--- Start DATA RECORDS ---
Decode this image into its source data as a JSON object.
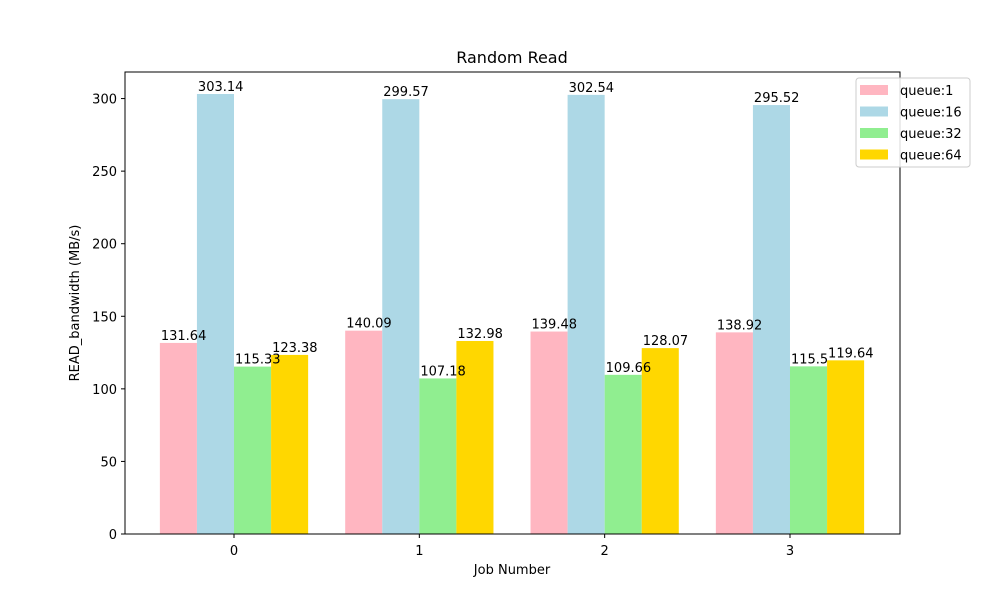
{
  "chart_data": {
    "type": "bar",
    "title": "Random Read",
    "xlabel": "Job Number",
    "ylabel": "READ_bandwidth (MB/s)",
    "categories": [
      "0",
      "1",
      "2",
      "3"
    ],
    "ylim": [
      0,
      318.3
    ],
    "yticks": [
      0,
      50,
      100,
      150,
      200,
      250,
      300
    ],
    "grid": false,
    "legend_position": "top-right",
    "series": [
      {
        "name": "queue:1",
        "color": "#ffb6c1",
        "values": [
          131.64,
          140.09,
          139.48,
          138.92
        ],
        "labels": [
          "131.64",
          "140.09",
          "139.48",
          "138.92"
        ]
      },
      {
        "name": "queue:16",
        "color": "#add8e6",
        "values": [
          303.14,
          299.57,
          302.54,
          295.52
        ],
        "labels": [
          "303.14",
          "299.57",
          "302.54",
          "295.52"
        ]
      },
      {
        "name": "queue:32",
        "color": "#90ee90",
        "values": [
          115.33,
          107.18,
          109.66,
          115.5
        ],
        "labels": [
          "115.33",
          "107.18",
          "109.66",
          "115.5"
        ]
      },
      {
        "name": "queue:64",
        "color": "#ffd700",
        "values": [
          123.38,
          132.98,
          128.07,
          119.64
        ],
        "labels": [
          "123.38",
          "132.98",
          "128.07",
          "119.64"
        ]
      }
    ]
  }
}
--- End DATA RECORDS ---
(PROMPT): Copy all lines from the material that hold "name".

(EXPECTED OUTPUT):
        "name": "queue:1",
        "name": "queue:16",
        "name": "queue:32",
        "name": "queue:64",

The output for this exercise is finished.